**What is asked:**
Without including any images, repeat the data exactly.

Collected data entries
■ ■ ■ ■
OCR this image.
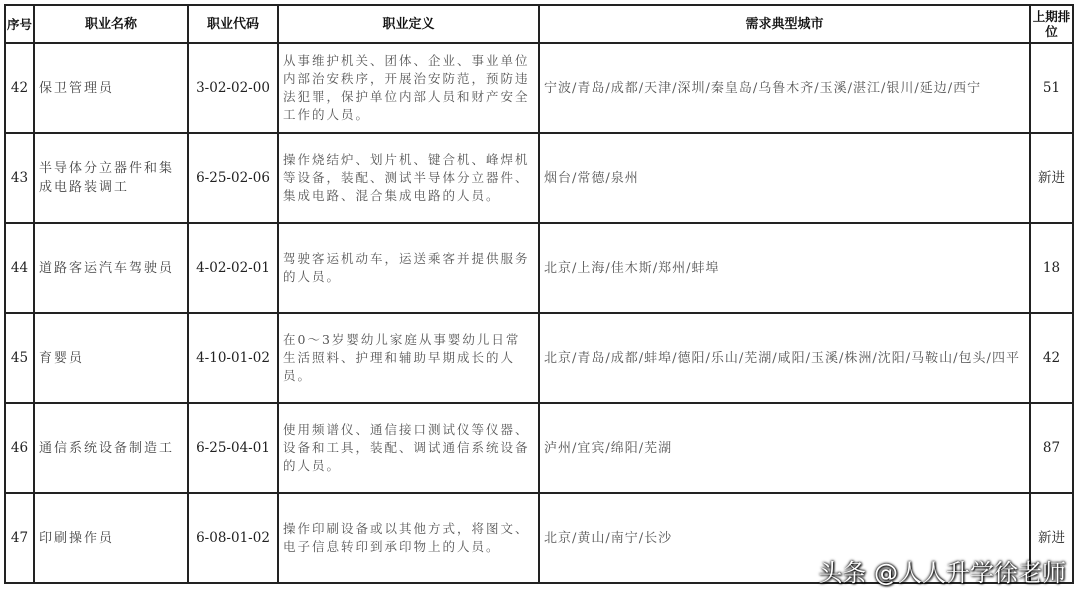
序号	职业名称	职业代码	职业定义	需求典型城市	上期排位
42	保卫管理员	3-02-02-00	从事维护机关、团体、企业、事业单位内部治安秩序，开展治安防范，预防违法犯罪，保护单位内部人员和财产安全工作的人员。	宁波/青岛/成都/天津/深圳/秦皇岛/乌鲁木齐/玉溪/湛江/银川/延边/西宁	51
43	半导体分立器件和集成电路装调工	6-25-02-06	操作烧结炉、划片机、键合机、峰焊机等设备，装配、测试半导体分立器件、集成电路、混合集成电路的人员。	烟台/常德/泉州	新进
44	道路客运汽车驾驶员	4-02-02-01	驾驶客运机动车，运送乘客并提供服务的人员。	北京/上海/佳木斯/郑州/蚌埠	18
45	育婴员	4-10-01-02	在0～3岁婴幼儿家庭从事婴幼儿日常生活照料、护理和辅助早期成长的人员。	北京/青岛/成都/蚌埠/德阳/乐山/芜湖/咸阳/玉溪/株洲/沈阳/马鞍山/包头/四平	42
46	通信系统设备制造工	6-25-04-01	使用频谱仪、通信接口测试仪等仪器、设备和工具，装配、调试通信系统设备的人员。	泸州/宜宾/绵阳/芜湖	87
47	印刷操作员	6-08-01-02	操作印刷设备或以其他方式，将图文、电子信息转印到承印物上的人员。	北京/黄山/南宁/长沙	新进
头条 @人人升学徐老师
■ ■ ■ ■
**Solution to this exercise:**
OCR this image.
序号	职业名称	职业代码	职业定义	需求典型城市	上期排位
42	保卫管理员	3-02-02-00	从事维护机关、团体、企业、事业单位内部治安秩序，开展治安防范，预防违法犯罪，保护单位内部人员和财产安全工作的人员。	宁波/青岛/成都/天津/深圳/秦皇岛/乌鲁木齐/玉溪/湛江/银川/延边/西宁	51
43	半导体分立器件和集成电路装调工	6-25-02-06	操作烧结炉、划片机、键合机、峰焊机等设备，装配、测试半导体分立器件、集成电路、混合集成电路的人员。	烟台/常德/泉州	新进
44	道路客运汽车驾驶员	4-02-02-01	驾驶客运机动车，运送乘客并提供服务的人员。	北京/上海/佳木斯/郑州/蚌埠	18
45	育婴员	4-10-01-02	在0～3岁婴幼儿家庭从事婴幼儿日常生活照料、护理和辅助早期成长的人员。	北京/青岛/成都/蚌埠/德阳/乐山/芜湖/咸阳/玉溪/株洲/沈阳/马鞍山/包头/四平	42
46	通信系统设备制造工	6-25-04-01	使用频谱仪、通信接口测试仪等仪器、设备和工具，装配、调试通信系统设备的人员。	泸州/宜宾/绵阳/芜湖	87
47	印刷操作员	6-08-01-02	操作印刷设备或以其他方式，将图文、电子信息转印到承印物上的人员。	北京/黄山/南宁/长沙	新进
头条 @人人升学徐老师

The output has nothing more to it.